Records supplied:
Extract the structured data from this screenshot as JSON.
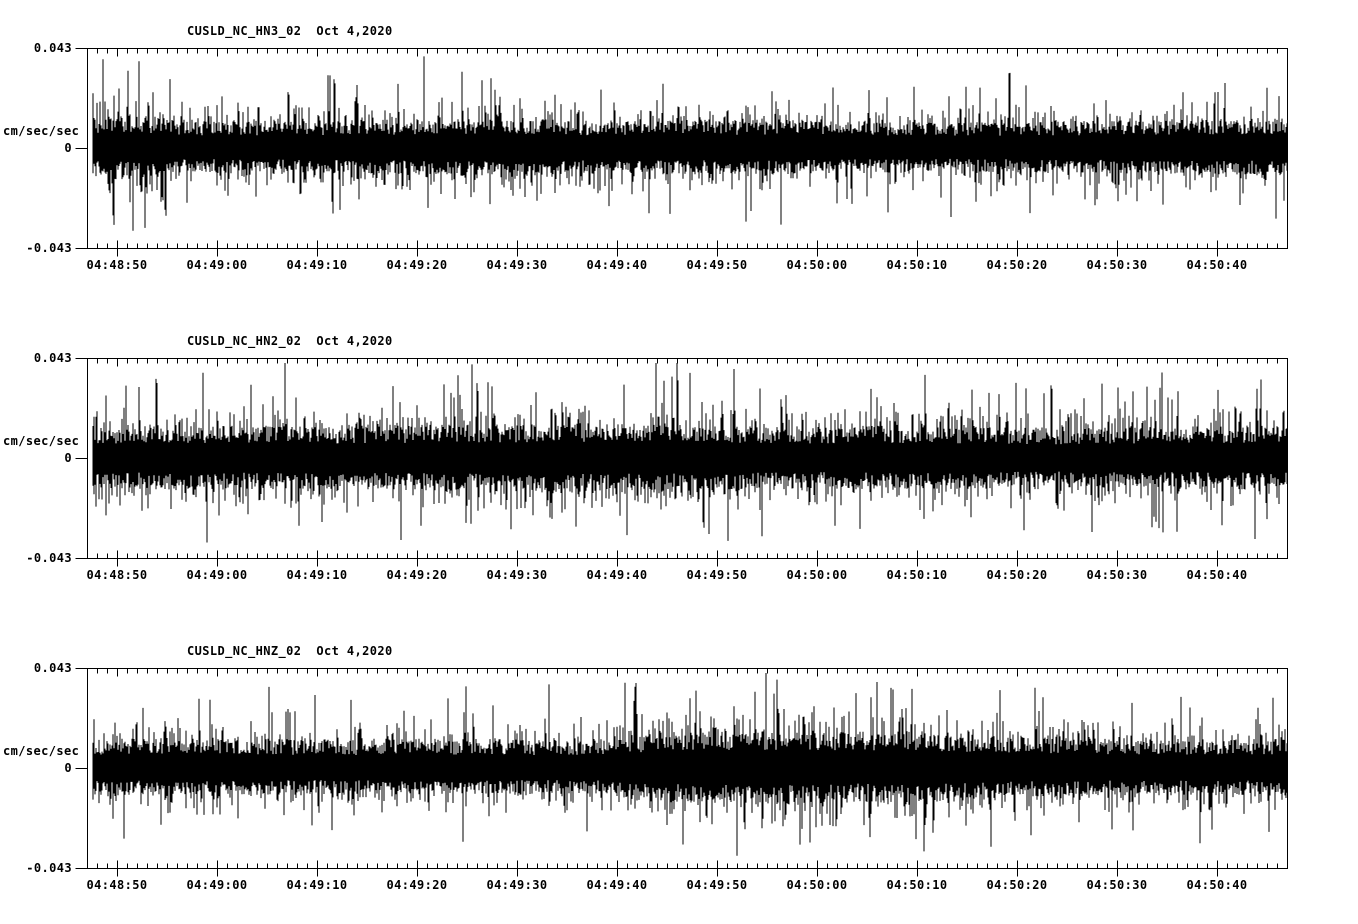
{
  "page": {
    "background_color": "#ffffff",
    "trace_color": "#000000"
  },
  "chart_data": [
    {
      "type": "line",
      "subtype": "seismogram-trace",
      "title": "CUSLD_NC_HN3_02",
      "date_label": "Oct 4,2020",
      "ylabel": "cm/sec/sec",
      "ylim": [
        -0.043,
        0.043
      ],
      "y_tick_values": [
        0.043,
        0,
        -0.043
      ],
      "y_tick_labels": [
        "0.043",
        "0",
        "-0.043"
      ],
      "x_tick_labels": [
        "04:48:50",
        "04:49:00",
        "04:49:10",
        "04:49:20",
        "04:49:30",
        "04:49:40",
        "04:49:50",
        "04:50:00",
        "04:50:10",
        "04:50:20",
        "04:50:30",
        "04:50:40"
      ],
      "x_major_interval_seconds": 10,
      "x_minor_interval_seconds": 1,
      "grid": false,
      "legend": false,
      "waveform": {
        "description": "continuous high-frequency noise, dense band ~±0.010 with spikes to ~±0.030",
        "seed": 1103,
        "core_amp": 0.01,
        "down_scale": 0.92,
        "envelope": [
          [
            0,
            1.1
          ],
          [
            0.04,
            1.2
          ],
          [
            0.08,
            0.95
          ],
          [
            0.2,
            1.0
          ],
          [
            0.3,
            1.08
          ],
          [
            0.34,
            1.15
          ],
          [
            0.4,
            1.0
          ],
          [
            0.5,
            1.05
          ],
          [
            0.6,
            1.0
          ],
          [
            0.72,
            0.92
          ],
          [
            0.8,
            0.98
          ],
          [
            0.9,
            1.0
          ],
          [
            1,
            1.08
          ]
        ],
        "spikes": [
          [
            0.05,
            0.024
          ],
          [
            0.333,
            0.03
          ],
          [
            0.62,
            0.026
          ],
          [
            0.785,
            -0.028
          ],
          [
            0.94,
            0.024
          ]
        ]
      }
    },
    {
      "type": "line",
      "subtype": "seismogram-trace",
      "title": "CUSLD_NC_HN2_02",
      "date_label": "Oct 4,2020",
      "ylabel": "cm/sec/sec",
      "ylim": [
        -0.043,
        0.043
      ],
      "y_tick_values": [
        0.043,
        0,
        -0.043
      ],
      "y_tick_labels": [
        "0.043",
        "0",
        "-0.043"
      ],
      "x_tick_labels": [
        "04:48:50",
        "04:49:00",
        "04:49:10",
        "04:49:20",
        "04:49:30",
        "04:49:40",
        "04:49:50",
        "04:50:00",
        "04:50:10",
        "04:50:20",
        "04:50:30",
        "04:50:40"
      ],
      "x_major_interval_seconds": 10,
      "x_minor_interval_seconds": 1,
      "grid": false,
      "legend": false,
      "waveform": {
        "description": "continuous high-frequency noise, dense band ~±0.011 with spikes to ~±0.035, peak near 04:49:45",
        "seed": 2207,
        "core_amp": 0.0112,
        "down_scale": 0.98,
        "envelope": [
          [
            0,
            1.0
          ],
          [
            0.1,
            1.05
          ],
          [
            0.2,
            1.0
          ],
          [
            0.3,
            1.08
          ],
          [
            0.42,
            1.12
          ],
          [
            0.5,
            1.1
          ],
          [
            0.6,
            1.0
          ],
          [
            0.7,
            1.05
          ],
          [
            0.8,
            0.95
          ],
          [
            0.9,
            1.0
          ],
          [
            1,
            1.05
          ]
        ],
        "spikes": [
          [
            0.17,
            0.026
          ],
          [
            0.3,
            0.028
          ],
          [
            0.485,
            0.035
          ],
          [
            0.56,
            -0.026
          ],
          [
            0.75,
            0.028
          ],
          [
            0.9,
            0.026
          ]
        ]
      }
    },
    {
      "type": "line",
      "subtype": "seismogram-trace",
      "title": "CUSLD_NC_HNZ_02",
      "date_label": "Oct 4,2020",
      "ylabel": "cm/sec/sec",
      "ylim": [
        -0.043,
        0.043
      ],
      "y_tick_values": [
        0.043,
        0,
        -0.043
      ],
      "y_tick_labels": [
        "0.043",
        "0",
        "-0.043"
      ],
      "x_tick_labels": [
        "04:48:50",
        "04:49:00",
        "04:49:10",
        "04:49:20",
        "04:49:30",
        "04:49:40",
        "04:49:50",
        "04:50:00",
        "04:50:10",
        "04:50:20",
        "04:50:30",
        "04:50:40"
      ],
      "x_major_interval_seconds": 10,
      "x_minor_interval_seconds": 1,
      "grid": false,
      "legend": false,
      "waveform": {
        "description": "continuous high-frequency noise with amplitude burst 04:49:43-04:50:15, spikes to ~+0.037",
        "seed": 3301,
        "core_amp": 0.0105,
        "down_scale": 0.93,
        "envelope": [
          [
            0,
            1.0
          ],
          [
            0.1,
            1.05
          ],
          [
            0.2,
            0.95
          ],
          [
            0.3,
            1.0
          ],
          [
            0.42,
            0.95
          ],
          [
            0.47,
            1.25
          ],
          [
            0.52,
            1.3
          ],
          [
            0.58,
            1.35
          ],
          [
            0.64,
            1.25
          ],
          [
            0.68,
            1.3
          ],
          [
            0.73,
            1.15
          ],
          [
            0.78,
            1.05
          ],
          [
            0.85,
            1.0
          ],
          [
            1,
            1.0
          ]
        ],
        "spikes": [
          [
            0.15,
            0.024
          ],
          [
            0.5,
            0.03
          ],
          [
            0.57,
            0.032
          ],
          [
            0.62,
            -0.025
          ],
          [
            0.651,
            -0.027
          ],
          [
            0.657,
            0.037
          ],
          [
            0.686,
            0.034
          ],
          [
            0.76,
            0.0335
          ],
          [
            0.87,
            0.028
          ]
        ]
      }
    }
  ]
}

The task:
Without the pictures, return all the records precisely as they stand.

The output:
Extract the structured data from this screenshot as JSON.
{
  "page": {
    "background_color": "#ffffff",
    "trace_color": "#000000"
  },
  "chart_data": [
    {
      "type": "line",
      "subtype": "seismogram-trace",
      "title": "CUSLD_NC_HN3_02",
      "date_label": "Oct 4,2020",
      "ylabel": "cm/sec/sec",
      "ylim": [
        -0.043,
        0.043
      ],
      "y_tick_values": [
        0.043,
        0,
        -0.043
      ],
      "y_tick_labels": [
        "0.043",
        "0",
        "-0.043"
      ],
      "x_tick_labels": [
        "04:48:50",
        "04:49:00",
        "04:49:10",
        "04:49:20",
        "04:49:30",
        "04:49:40",
        "04:49:50",
        "04:50:00",
        "04:50:10",
        "04:50:20",
        "04:50:30",
        "04:50:40"
      ],
      "x_major_interval_seconds": 10,
      "x_minor_interval_seconds": 1,
      "grid": false,
      "legend": false,
      "waveform": {
        "description": "continuous high-frequency noise, dense band ~±0.010 with spikes to ~±0.030",
        "seed": 1103,
        "core_amp": 0.01,
        "down_scale": 0.92,
        "envelope": [
          [
            0,
            1.1
          ],
          [
            0.04,
            1.2
          ],
          [
            0.08,
            0.95
          ],
          [
            0.2,
            1.0
          ],
          [
            0.3,
            1.08
          ],
          [
            0.34,
            1.15
          ],
          [
            0.4,
            1.0
          ],
          [
            0.5,
            1.05
          ],
          [
            0.6,
            1.0
          ],
          [
            0.72,
            0.92
          ],
          [
            0.8,
            0.98
          ],
          [
            0.9,
            1.0
          ],
          [
            1,
            1.08
          ]
        ],
        "spikes": [
          [
            0.05,
            0.024
          ],
          [
            0.333,
            0.03
          ],
          [
            0.62,
            0.026
          ],
          [
            0.785,
            -0.028
          ],
          [
            0.94,
            0.024
          ]
        ]
      }
    },
    {
      "type": "line",
      "subtype": "seismogram-trace",
      "title": "CUSLD_NC_HN2_02",
      "date_label": "Oct 4,2020",
      "ylabel": "cm/sec/sec",
      "ylim": [
        -0.043,
        0.043
      ],
      "y_tick_values": [
        0.043,
        0,
        -0.043
      ],
      "y_tick_labels": [
        "0.043",
        "0",
        "-0.043"
      ],
      "x_tick_labels": [
        "04:48:50",
        "04:49:00",
        "04:49:10",
        "04:49:20",
        "04:49:30",
        "04:49:40",
        "04:49:50",
        "04:50:00",
        "04:50:10",
        "04:50:20",
        "04:50:30",
        "04:50:40"
      ],
      "x_major_interval_seconds": 10,
      "x_minor_interval_seconds": 1,
      "grid": false,
      "legend": false,
      "waveform": {
        "description": "continuous high-frequency noise, dense band ~±0.011 with spikes to ~±0.035, peak near 04:49:45",
        "seed": 2207,
        "core_amp": 0.0112,
        "down_scale": 0.98,
        "envelope": [
          [
            0,
            1.0
          ],
          [
            0.1,
            1.05
          ],
          [
            0.2,
            1.0
          ],
          [
            0.3,
            1.08
          ],
          [
            0.42,
            1.12
          ],
          [
            0.5,
            1.1
          ],
          [
            0.6,
            1.0
          ],
          [
            0.7,
            1.05
          ],
          [
            0.8,
            0.95
          ],
          [
            0.9,
            1.0
          ],
          [
            1,
            1.05
          ]
        ],
        "spikes": [
          [
            0.17,
            0.026
          ],
          [
            0.3,
            0.028
          ],
          [
            0.485,
            0.035
          ],
          [
            0.56,
            -0.026
          ],
          [
            0.75,
            0.028
          ],
          [
            0.9,
            0.026
          ]
        ]
      }
    },
    {
      "type": "line",
      "subtype": "seismogram-trace",
      "title": "CUSLD_NC_HNZ_02",
      "date_label": "Oct 4,2020",
      "ylabel": "cm/sec/sec",
      "ylim": [
        -0.043,
        0.043
      ],
      "y_tick_values": [
        0.043,
        0,
        -0.043
      ],
      "y_tick_labels": [
        "0.043",
        "0",
        "-0.043"
      ],
      "x_tick_labels": [
        "04:48:50",
        "04:49:00",
        "04:49:10",
        "04:49:20",
        "04:49:30",
        "04:49:40",
        "04:49:50",
        "04:50:00",
        "04:50:10",
        "04:50:20",
        "04:50:30",
        "04:50:40"
      ],
      "x_major_interval_seconds": 10,
      "x_minor_interval_seconds": 1,
      "grid": false,
      "legend": false,
      "waveform": {
        "description": "continuous high-frequency noise with amplitude burst 04:49:43-04:50:15, spikes to ~+0.037",
        "seed": 3301,
        "core_amp": 0.0105,
        "down_scale": 0.93,
        "envelope": [
          [
            0,
            1.0
          ],
          [
            0.1,
            1.05
          ],
          [
            0.2,
            0.95
          ],
          [
            0.3,
            1.0
          ],
          [
            0.42,
            0.95
          ],
          [
            0.47,
            1.25
          ],
          [
            0.52,
            1.3
          ],
          [
            0.58,
            1.35
          ],
          [
            0.64,
            1.25
          ],
          [
            0.68,
            1.3
          ],
          [
            0.73,
            1.15
          ],
          [
            0.78,
            1.05
          ],
          [
            0.85,
            1.0
          ],
          [
            1,
            1.0
          ]
        ],
        "spikes": [
          [
            0.15,
            0.024
          ],
          [
            0.5,
            0.03
          ],
          [
            0.57,
            0.032
          ],
          [
            0.62,
            -0.025
          ],
          [
            0.651,
            -0.027
          ],
          [
            0.657,
            0.037
          ],
          [
            0.686,
            0.034
          ],
          [
            0.76,
            0.0335
          ],
          [
            0.87,
            0.028
          ]
        ]
      }
    }
  ]
}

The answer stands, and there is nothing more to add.